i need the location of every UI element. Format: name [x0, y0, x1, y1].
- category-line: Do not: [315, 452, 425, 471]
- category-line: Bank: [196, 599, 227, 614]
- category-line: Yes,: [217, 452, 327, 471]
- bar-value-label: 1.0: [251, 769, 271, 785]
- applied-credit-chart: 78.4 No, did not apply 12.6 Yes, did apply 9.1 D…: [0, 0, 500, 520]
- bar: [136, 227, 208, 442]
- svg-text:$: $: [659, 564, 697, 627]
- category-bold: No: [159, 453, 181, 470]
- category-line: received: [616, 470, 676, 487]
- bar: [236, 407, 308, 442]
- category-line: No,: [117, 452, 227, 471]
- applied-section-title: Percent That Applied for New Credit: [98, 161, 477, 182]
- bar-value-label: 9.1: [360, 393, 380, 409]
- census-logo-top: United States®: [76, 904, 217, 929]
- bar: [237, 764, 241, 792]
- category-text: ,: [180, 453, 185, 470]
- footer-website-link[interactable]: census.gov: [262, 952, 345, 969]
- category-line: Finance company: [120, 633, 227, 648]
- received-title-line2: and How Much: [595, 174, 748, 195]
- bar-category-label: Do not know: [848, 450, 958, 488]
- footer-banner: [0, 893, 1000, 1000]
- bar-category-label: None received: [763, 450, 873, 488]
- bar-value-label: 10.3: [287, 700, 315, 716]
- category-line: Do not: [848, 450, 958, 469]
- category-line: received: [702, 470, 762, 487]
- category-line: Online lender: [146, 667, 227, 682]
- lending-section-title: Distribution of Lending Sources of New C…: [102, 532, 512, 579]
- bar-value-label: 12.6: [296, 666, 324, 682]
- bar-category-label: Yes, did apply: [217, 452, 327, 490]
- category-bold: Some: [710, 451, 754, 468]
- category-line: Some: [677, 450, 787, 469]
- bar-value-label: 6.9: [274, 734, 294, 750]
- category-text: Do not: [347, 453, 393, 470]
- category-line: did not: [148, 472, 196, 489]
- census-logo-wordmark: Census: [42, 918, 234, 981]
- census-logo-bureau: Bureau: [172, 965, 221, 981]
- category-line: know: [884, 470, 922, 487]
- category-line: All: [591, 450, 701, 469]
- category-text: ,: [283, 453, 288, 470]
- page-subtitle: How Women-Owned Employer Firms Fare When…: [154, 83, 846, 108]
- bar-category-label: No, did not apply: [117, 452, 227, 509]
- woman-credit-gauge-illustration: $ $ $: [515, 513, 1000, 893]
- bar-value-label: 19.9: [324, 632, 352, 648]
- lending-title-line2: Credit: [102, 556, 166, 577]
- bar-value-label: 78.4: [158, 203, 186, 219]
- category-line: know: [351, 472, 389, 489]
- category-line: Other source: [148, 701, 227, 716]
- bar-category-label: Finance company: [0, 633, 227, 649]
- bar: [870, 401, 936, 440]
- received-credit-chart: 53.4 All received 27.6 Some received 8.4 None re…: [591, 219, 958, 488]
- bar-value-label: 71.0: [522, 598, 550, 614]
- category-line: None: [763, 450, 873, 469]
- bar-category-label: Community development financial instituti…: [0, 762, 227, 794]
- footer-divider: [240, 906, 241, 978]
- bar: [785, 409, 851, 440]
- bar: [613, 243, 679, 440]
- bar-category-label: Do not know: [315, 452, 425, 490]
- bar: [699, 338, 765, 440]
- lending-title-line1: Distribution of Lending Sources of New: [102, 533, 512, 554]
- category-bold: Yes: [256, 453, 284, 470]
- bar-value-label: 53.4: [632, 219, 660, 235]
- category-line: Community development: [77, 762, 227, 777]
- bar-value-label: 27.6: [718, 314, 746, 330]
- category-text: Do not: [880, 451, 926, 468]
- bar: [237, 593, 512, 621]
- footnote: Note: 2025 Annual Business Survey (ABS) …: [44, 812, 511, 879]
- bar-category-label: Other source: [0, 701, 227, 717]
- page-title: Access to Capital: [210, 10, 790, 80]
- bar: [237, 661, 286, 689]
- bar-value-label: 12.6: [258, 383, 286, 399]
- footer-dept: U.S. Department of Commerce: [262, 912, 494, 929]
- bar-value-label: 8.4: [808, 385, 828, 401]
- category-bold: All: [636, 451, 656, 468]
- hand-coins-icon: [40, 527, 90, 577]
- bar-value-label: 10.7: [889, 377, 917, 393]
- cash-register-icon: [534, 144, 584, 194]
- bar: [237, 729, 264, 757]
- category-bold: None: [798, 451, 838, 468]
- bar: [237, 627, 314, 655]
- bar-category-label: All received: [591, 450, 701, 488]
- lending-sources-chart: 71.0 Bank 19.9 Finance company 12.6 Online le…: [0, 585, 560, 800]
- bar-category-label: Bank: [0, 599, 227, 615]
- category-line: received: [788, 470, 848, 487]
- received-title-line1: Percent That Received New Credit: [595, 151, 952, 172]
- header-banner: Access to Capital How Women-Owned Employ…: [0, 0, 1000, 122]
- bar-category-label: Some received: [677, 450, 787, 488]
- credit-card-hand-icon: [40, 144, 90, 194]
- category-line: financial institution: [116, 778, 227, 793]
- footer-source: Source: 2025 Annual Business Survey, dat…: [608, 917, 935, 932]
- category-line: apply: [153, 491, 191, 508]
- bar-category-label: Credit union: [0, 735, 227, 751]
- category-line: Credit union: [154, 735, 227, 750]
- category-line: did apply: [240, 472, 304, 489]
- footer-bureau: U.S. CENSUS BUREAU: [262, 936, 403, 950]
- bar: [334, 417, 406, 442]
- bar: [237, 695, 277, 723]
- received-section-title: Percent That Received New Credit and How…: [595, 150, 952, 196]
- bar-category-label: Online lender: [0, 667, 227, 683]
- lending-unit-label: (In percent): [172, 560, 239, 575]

■ **WHAT YOU SHOULD DO**:
Pull out the items from the very first line through the line that contains "- census-logo-bureau: Bureau: [172, 965, 221, 981]", and reproduce them unchanged.

■ **THE SOLUTION**:
i need the location of every UI element. Format: name [x0, y0, x1, y1].
- category-line: Do not: [315, 452, 425, 471]
- category-line: Bank: [196, 599, 227, 614]
- category-line: Yes,: [217, 452, 327, 471]
- bar-value-label: 1.0: [251, 769, 271, 785]
- applied-credit-chart: 78.4 No, did not apply 12.6 Yes, did apply 9.1 D…: [0, 0, 500, 520]
- bar: [136, 227, 208, 442]
- svg-text:$: $: [659, 564, 697, 627]
- category-bold: No: [159, 453, 181, 470]
- category-line: received: [616, 470, 676, 487]
- bar: [236, 407, 308, 442]
- category-line: No,: [117, 452, 227, 471]
- applied-section-title: Percent That Applied for New Credit: [98, 161, 477, 182]
- bar-value-label: 9.1: [360, 393, 380, 409]
- census-logo-top: United States®: [76, 904, 217, 929]
- bar: [237, 764, 241, 792]
- category-text: ,: [180, 453, 185, 470]
- footer-website-link[interactable]: census.gov: [262, 952, 345, 969]
- category-line: Finance company: [120, 633, 227, 648]
- received-title-line2: and How Much: [595, 174, 748, 195]
- bar-category-label: Do not know: [848, 450, 958, 488]
- footer-banner: [0, 893, 1000, 1000]
- bar-category-label: None received: [763, 450, 873, 488]
- bar-value-label: 10.3: [287, 700, 315, 716]
- category-line: Do not: [848, 450, 958, 469]
- category-line: received: [702, 470, 762, 487]
- category-line: Online lender: [146, 667, 227, 682]
- lending-section-title: Distribution of Lending Sources of New C…: [102, 532, 512, 579]
- bar-value-label: 12.6: [296, 666, 324, 682]
- bar-category-label: Yes, did apply: [217, 452, 327, 490]
- category-bold: Some: [710, 451, 754, 468]
- category-line: Some: [677, 450, 787, 469]
- bar-value-label: 6.9: [274, 734, 294, 750]
- category-text: Do not: [347, 453, 393, 470]
- category-line: did not: [148, 472, 196, 489]
- census-logo-wordmark: Census: [42, 918, 234, 981]
- census-logo-bureau: Bureau: [172, 965, 221, 981]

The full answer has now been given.